═════ RAW RECORDS ═════

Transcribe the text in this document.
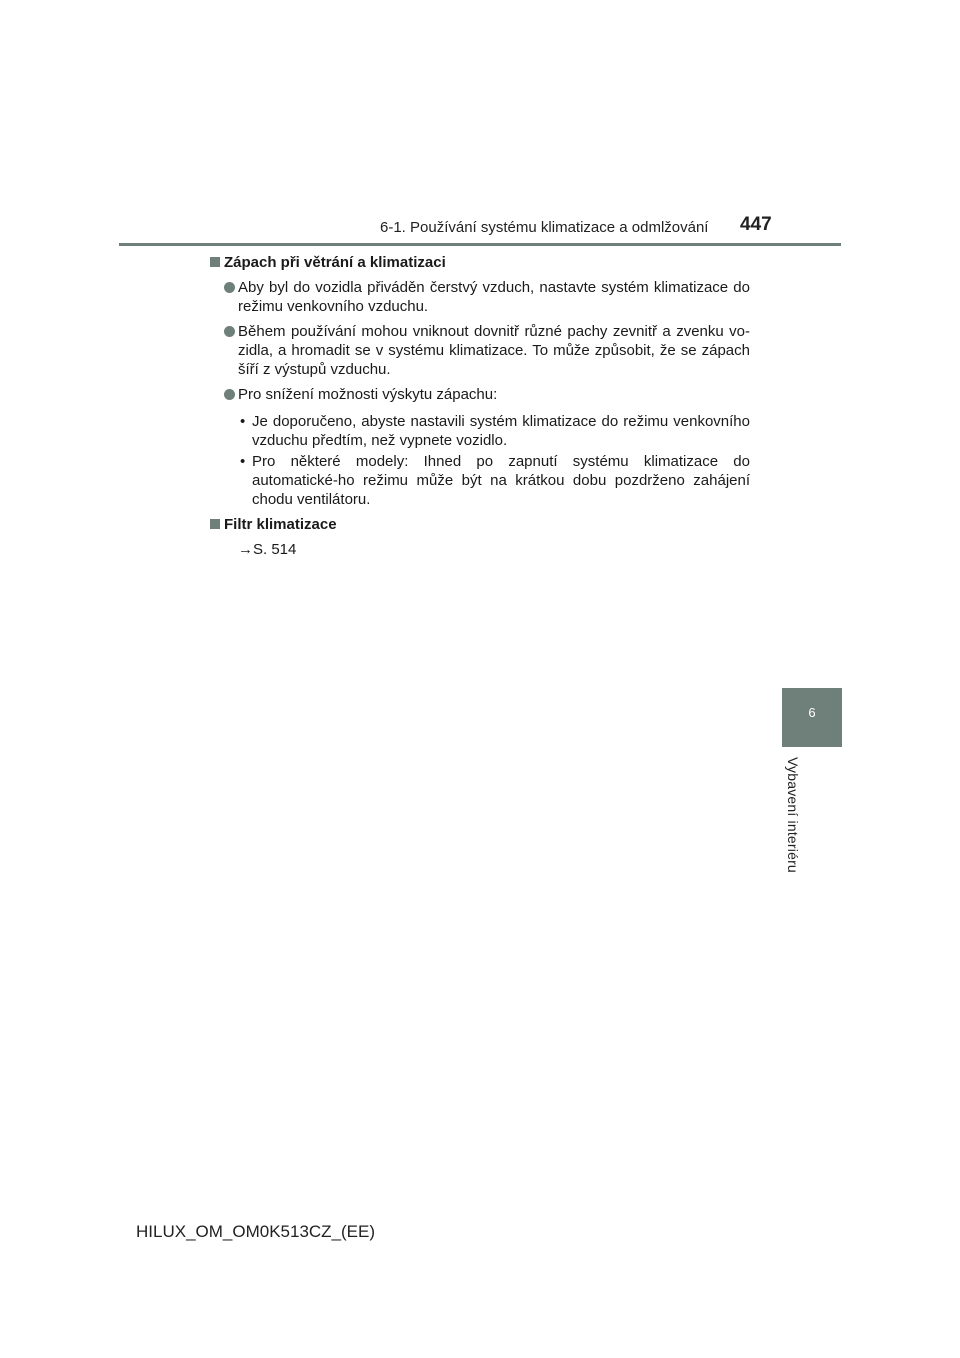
6-1. Používání systému klimatizace a odmlžování 447
6
Vybavení interiéru
Zápach při větrání a klimatizaci
Aby byl do vozidla přiváděn čerstvý vzduch, nastavte systém klimatizace do režimu venkovního vzduchu.
Během používání mohou vniknout dovnitř různé pachy zevnitř a zvenku vo-zidla, a hromadit se v systému klimatizace. To může způsobit, že se zápach šíří z výstupů vzduchu.
Pro snížení možnosti výskytu zápachu:
• Je doporučeno, abyste nastavili systém klimatizace do režimu venkovního vzduchu předtím, než vypnete vozidlo.
• Pro některé modely: Ihned po zapnutí systému klimatizace do automatické-ho režimu může být na krátkou dobu pozdrženo zahájení chodu ventilátoru.
Filtr klimatizace
→S. 514
HILUX_OM_OM0K513CZ_(EE)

═════

- **WHAT YOU WILL DO**:
Copy all lines of the listing above that contain the string "vzduchu".

- **EXERCISE ANSWER**:
Aby byl do vozidla přiváděn čerstvý vzduch, nastavte systém klimatizace do režimu venkovního vzduchu.
Během používání mohou vniknout dovnitř různé pachy zevnitř a zvenku vo-zidla, a hromadit se v systému klimatizace. To může způsobit, že se zápach šíří z výstupů vzduchu.
• Je doporučeno, abyste nastavili systém klimatizace do režimu venkovního vzduchu předtím, než vypnete vozidlo.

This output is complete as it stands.